Required task: Below is a listing to transcribe in full and exactly; keep the pictures out.

Supplied records:
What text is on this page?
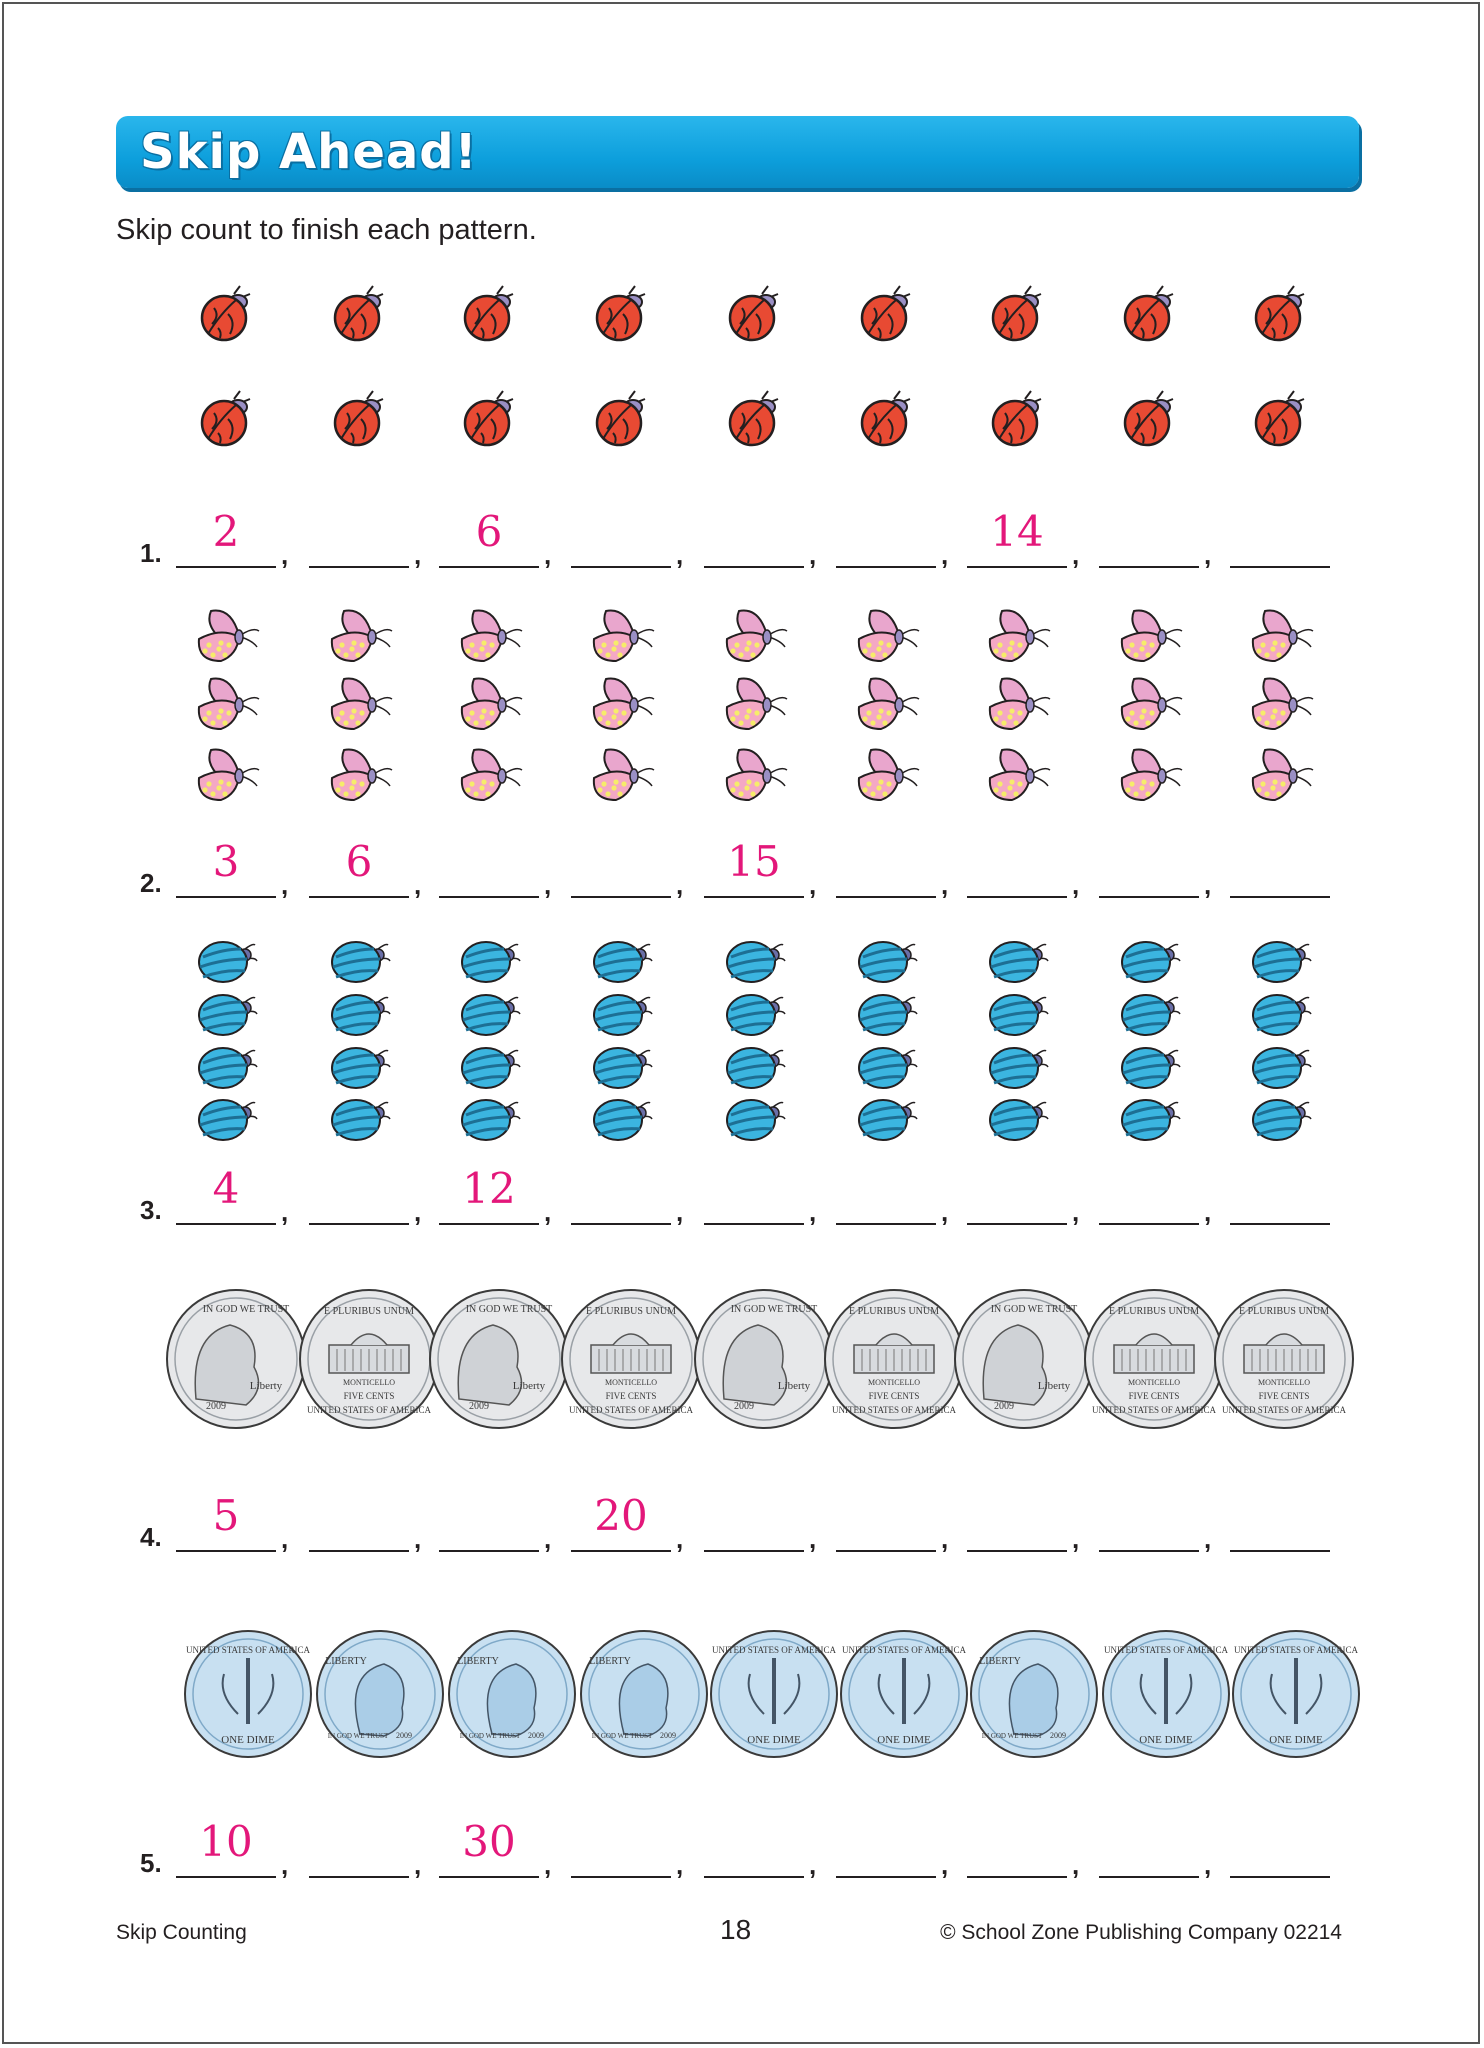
Skip Ahead!
Skip count to finish each pattern.
IN GOD WE TRUST
Liberty
2009
E PLURIBUS UNUM
MONTICELLO
FIVE CENTS
UNITED STATES OF AMERICA
IN GOD WE TRUST
Liberty
2009
E PLURIBUS UNUM
MONTICELLO
FIVE CENTS
UNITED STATES OF AMERICA
IN GOD WE TRUST
Liberty
2009
E PLURIBUS UNUM
MONTICELLO
FIVE CENTS
UNITED STATES OF AMERICA
IN GOD WE TRUST
Liberty
2009
E PLURIBUS UNUM
MONTICELLO
FIVE CENTS
UNITED STATES OF AMERICA
E PLURIBUS UNUM
MONTICELLO
FIVE CENTS
UNITED STATES OF AMERICA
UNITED STATES OF AMERICA
ONE DIME
LIBERTY
IN GOD WE TRUST 2009
LIBERTY
IN GOD WE TRUST 2009
LIBERTY
IN GOD WE TRUST 2009
UNITED STATES OF AMERICA
ONE DIME
UNITED STATES OF AMERICA
ONE DIME
LIBERTY
IN GOD WE TRUST 2009
UNITED STATES OF AMERICA
ONE DIME
UNITED STATES OF AMERICA
ONE DIME
1.	2	,	,	6	,	,	,	,	14	,	,
2.	3	,	6	,	,	,	15	,	,	,	,
3.	4	,	, 12	,	,	,	,	,	,
4.	5	,	,	,	20	,	,	,	,	,
5. 10	,	, 30	,	,	,	,	,	,
Skip Counting	18	© School Zone Publishing Company 02214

Exercise result:
What text is on this page?
Skip Ahead!
Skip count to finish each pattern.
IN GOD WE TRUST
Liberty
2009
E PLURIBUS UNUM
MONTICELLO
FIVE CENTS
UNITED STATES OF AMERICA
IN GOD WE TRUST
Liberty
2009
E PLURIBUS UNUM
MONTICELLO
FIVE CENTS
UNITED STATES OF AMERICA
IN GOD WE TRUST
Liberty
2009
E PLURIBUS UNUM
MONTICELLO
FIVE CENTS
UNITED STATES OF AMERICA
IN GOD WE TRUST
Liberty
2009
E PLURIBUS UNUM
MONTICELLO
FIVE CENTS
UNITED STATES OF AMERICA
E PLURIBUS UNUM
MONTICELLO
FIVE CENTS
UNITED STATES OF AMERICA
UNITED STATES OF AMERICA
ONE DIME
LIBERTY
IN GOD WE TRUST 2009
LIBERTY
IN GOD WE TRUST 2009
LIBERTY
IN GOD WE TRUST 2009
UNITED STATES OF AMERICA
ONE DIME
UNITED STATES OF AMERICA
ONE DIME
LIBERTY
IN GOD WE TRUST 2009
UNITED STATES OF AMERICA
ONE DIME
UNITED STATES OF AMERICA
ONE DIME
1.	2	,	,	6	,	,	,	,	14	,	,
2.	3	,	6	,	,	,	15	,	,	,	,
3.	4	,	, 12	,	,	,	,	,	,
4.	5	,	,	,	20	,	,	,	,	,
5. 10	,	, 30	,	,	,	,	,	,
Skip Counting	18	© School Zone Publishing Company 02214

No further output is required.